#### [What you need to do]
Below are some entries; can you quote all of them exactly?

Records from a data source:

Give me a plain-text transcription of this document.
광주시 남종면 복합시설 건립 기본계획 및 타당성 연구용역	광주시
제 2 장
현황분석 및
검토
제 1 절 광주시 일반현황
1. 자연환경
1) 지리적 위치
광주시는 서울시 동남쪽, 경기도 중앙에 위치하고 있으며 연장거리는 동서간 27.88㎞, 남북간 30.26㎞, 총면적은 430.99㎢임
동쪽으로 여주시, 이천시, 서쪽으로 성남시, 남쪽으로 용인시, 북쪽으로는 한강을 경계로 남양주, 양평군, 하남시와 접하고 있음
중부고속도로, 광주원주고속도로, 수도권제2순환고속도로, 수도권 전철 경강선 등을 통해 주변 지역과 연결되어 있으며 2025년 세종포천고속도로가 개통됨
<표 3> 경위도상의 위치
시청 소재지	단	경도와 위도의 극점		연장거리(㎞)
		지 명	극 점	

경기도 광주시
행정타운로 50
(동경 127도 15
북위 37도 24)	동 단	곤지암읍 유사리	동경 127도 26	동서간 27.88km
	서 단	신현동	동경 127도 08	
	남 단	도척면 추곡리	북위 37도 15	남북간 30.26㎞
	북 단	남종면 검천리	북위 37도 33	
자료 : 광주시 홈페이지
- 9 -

#### [Answer to this problem]
Give me a plain-text transcription of this document.
광주시 남종면 복합시설 건립 기본계획 및 타당성 연구용역	광주시
제 2 장
현황분석 및
검토
제 1 절 광주시 일반현황
1. 자연환경
1) 지리적 위치
광주시는 서울시 동남쪽, 경기도 중앙에 위치하고 있으며 연장거리는 동서간 27.88㎞, 남북간 30.26㎞, 총면적은 430.99㎢임
동쪽으로 여주시, 이천시, 서쪽으로 성남시, 남쪽으로 용인시, 북쪽으로는 한강을 경계로 남양주, 양평군, 하남시와 접하고 있음
중부고속도로, 광주원주고속도로, 수도권제2순환고속도로, 수도권 전철 경강선 등을 통해 주변 지역과 연결되어 있으며 2025년 세종포천고속도로가 개통됨
<표 3> 경위도상의 위치
시청 소재지	단	경도와 위도의 극점		연장거리(㎞)
		지 명	극 점	

경기도 광주시
행정타운로 50
(동경 127도 15
북위 37도 24)	동 단	곤지암읍 유사리	동경 127도 26	동서간 27.88km
	서 단	신현동	동경 127도 08	
	남 단	도척면 추곡리	북위 37도 15	남북간 30.26㎞
	북 단	남종면 검천리	북위 37도 33	
자료 : 광주시 홈페이지
- 9 -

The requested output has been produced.